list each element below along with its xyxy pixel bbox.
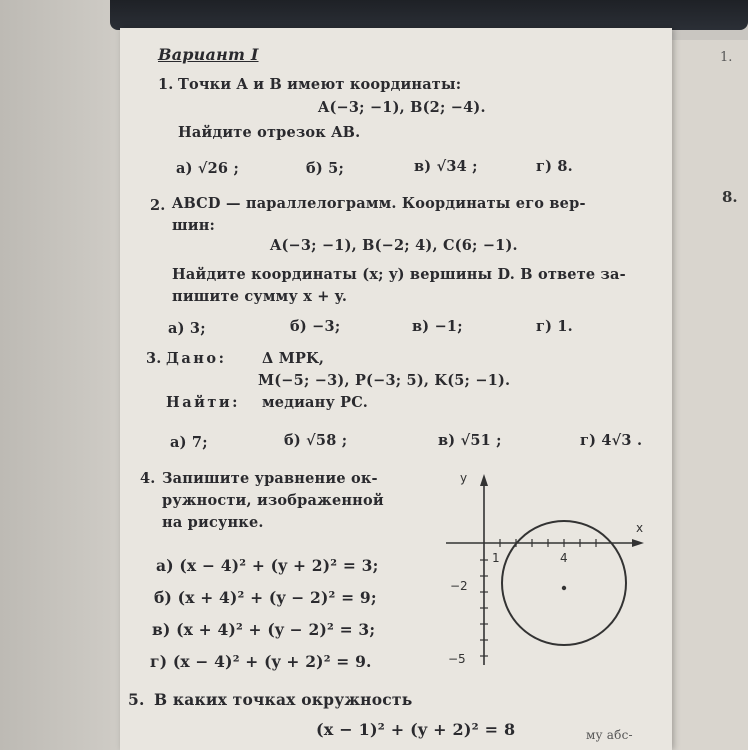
variant-title: Вариант I: [158, 45, 259, 64]
q4-line1: Запишите уравнение ок-: [162, 470, 378, 487]
q1-option-c: в) √34 ;: [414, 158, 478, 175]
dark-object-top: [110, 0, 748, 30]
x-tick-label-4: 4: [560, 551, 568, 565]
q4-option-c: в) (x + 4)² + (y − 2)² = 3;: [152, 620, 376, 639]
q4-line3: на рисунке.: [162, 514, 264, 531]
q2-coords: A(−3; −1), B(−2; 4), C(6; −1).: [270, 237, 518, 254]
q2-option-b: б) −3;: [290, 318, 341, 335]
q3-find: медиану PC.: [262, 394, 369, 411]
x-axis-label: x: [636, 521, 644, 535]
q2-ask2: пишите сумму x + y.: [172, 288, 348, 305]
q2-option-c: в) −1;: [412, 318, 463, 335]
q3-given-points: M(−5; −3), P(−3; 5), K(5; −1).: [258, 372, 511, 389]
q2-option-d: г) 1.: [536, 318, 573, 335]
q1-number: 1.: [158, 76, 174, 93]
right-page-mark: 1.: [720, 50, 733, 65]
q2-line1: ABCD — параллелограмм. Координаты его вер-: [172, 195, 586, 212]
x-tick-label-1: 1: [492, 551, 500, 565]
q3-given: Δ MPK,: [262, 350, 325, 367]
q3-find-label: Найти:: [166, 394, 240, 411]
q5-equation: (x − 1)² + (y + 2)² = 8: [316, 720, 516, 739]
background-left: [0, 0, 120, 750]
q4-line2: ружности, изображенной: [162, 492, 384, 509]
q3-number: 3.: [146, 350, 162, 367]
right-page-edge: [672, 40, 748, 750]
q2-line2: шин:: [172, 217, 216, 234]
q4-option-d: г) (x − 4)² + (y + 2)² = 9.: [150, 652, 372, 671]
q1-option-b: б) 5;: [306, 160, 345, 177]
q3-option-b: б) √58 ;: [284, 432, 348, 449]
q1-text: Точки A и B имеют координаты:: [178, 76, 462, 93]
q3-option-d: г) 4√3 .: [580, 432, 643, 449]
q2-number: 2.: [150, 197, 166, 214]
q4-option-b: б) (x + 4)² + (y − 2)² = 9;: [154, 588, 377, 607]
q1-option-a: а) √26 ;: [176, 160, 240, 177]
q1-ask: Найдите отрезок AB.: [178, 124, 361, 141]
y-tick-label-2: −2: [450, 579, 468, 593]
x-axis-arrow: [632, 539, 644, 547]
q4-option-a: а) (x − 4)² + (y + 2)² = 3;: [156, 556, 379, 575]
q3-option-a: а) 7;: [170, 434, 208, 451]
y-axis-arrow: [480, 474, 488, 486]
q5-number: 5.: [128, 690, 145, 709]
q2-option-a: а) 3;: [168, 320, 206, 337]
y-axis-label: y: [460, 471, 468, 485]
right-page-number: 8.: [722, 188, 738, 206]
y-tick-label-5: −5: [448, 652, 466, 666]
q5-line1: В каких точках окружность: [154, 690, 413, 709]
q4-number: 4.: [140, 470, 156, 487]
circle-center-dot: [562, 586, 566, 590]
q5-cut-text: му абс-: [586, 728, 633, 742]
q1-coords: A(−3; −1), B(2; −4).: [318, 99, 486, 116]
q3-option-c: в) √51 ;: [438, 432, 502, 449]
circle-figure: [436, 470, 656, 675]
q1-option-d: г) 8.: [536, 158, 573, 175]
q2-ask1: Найдите координаты (x; y) вершины D. В ответе за-: [172, 266, 626, 283]
q3-given-label: Дано:: [166, 350, 227, 367]
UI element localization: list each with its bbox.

Direction: Recast every line of the material above as a JSON list of strings, one string per line, with blank lines dropped and the pictures left out.

Expected answer:
[
  "list each element below along with its xyxy pixel bbox.",
  "variant-title: Вариант I: [158, 45, 259, 64]",
  "q4-line1: Запишите уравнение ок-: [162, 470, 378, 487]",
  "q1-option-c: в) √34 ;: [414, 158, 478, 175]",
  "dark-object-top: [110, 0, 748, 30]",
  "x-tick-label-4: 4: [560, 551, 568, 565]",
  "q4-option-c: в) (x + 4)² + (y − 2)² = 3;: [152, 620, 376, 639]",
  "q4-line3: на рисунке.: [162, 514, 264, 531]",
  "q2-coords: A(−3; −1), B(−2; 4), C(6; −1).: [270, 237, 518, 254]",
  "q2-option-b: б) −3;: [290, 318, 341, 335]",
  "q3-find: медиану PC.: [262, 394, 369, 411]",
  "x-axis-label: x: [636, 521, 644, 535]",
  "q2-ask2: пишите сумму x + y.: [172, 288, 348, 305]",
  "q2-option-c: в) −1;: [412, 318, 463, 335]",
  "q3-given-points: M(−5; −3), P(−3; 5), K(5; −1).: [258, 372, 511, 389]",
  "q2-option-d: г) 1.: [536, 318, 573, 335]",
  "q1-number: 1.: [158, 76, 174, 93]",
  "right-page-mark: 1.: [720, 50, 733, 65]",
  "q2-line1: ABCD — параллелограмм. Координаты его вер-: [172, 195, 586, 212]",
  "x-tick-label-1: 1: [492, 551, 500, 565]",
  "q3-given: Δ MPK,: [262, 350, 325, 367]",
  "q3-find-label: Найти:: [166, 394, 240, 411]",
  "q5-equation: (x − 1)² + (y + 2)² = 8: [316, 720, 516, 739]",
  "background-left: [0, 0, 120, 750]",
  "q4-line2: ружности, изображенной: [162, 492, 384, 509]",
  "q3-number: 3.: [146, 350, 162, 367]",
  "right-page-edge: [672, 40, 748, 750]",
  "q2-line2: шин:: [172, 217, 216, 234]",
  "q4-option-d: г) (x − 4)² + (y + 2)² = 9.: [150, 652, 372, 671]",
  "q1-option-b: б) 5;: [306, 160, 345, 177]",
  "q3-option-b: б) √58 ;: [284, 432, 348, 449]",
  "q1-text: Точки A и B имеют координаты:: [178, 76, 462, 93]",
  "q3-option-d: г) 4√3 .: [580, 432, 643, 449]",
  "q2-number: 2.: [150, 197, 166, 214]",
  "q4-option-b: б) (x + 4)² + (y − 2)² = 9;: [154, 588, 377, 607]",
  "q1-option-a: а) √26 ;: [176, 160, 240, 177]",
  "q1-ask: Найдите отрезок AB.: [178, 124, 361, 141]",
  "y-tick-label-2: −2: [450, 579, 468, 593]",
  "x-axis-arrow: [632, 539, 644, 547]",
  "q4-option-a: а) (x − 4)² + (y + 2)² = 3;: [156, 556, 379, 575]",
  "q3-option-a: а) 7;: [170, 434, 208, 451]",
  "y-axis-arrow: [480, 474, 488, 486]",
  "q5-number: 5.: [128, 690, 145, 709]",
  "q2-option-a: а) 3;: [168, 320, 206, 337]",
  "y-axis-label: y: [460, 471, 468, 485]",
  "right-page-number: 8.: [722, 188, 738, 206]",
  "y-tick-label-5: −5: [448, 652, 466, 666]",
  "q5-line1: В каких точках окружность: [154, 690, 413, 709]",
  "q4-number: 4.: [140, 470, 156, 487]",
  "circle-center-dot: [562, 586, 566, 590]",
  "q5-cut-text: му абс-: [586, 728, 633, 742]",
  "q1-coords: A(−3; −1), B(2; −4).: [318, 99, 486, 116]",
  "q3-option-c: в) √51 ;: [438, 432, 502, 449]",
  "circle-figure: [436, 470, 656, 675]",
  "q1-option-d: г) 8.: [536, 158, 573, 175]",
  "q2-ask1: Найдите координаты (x; y) вершины D. В ответе за-: [172, 266, 626, 283]",
  "q3-given-label: Дано:: [166, 350, 227, 367]",
  "UI element localization: list each with its bbox."
]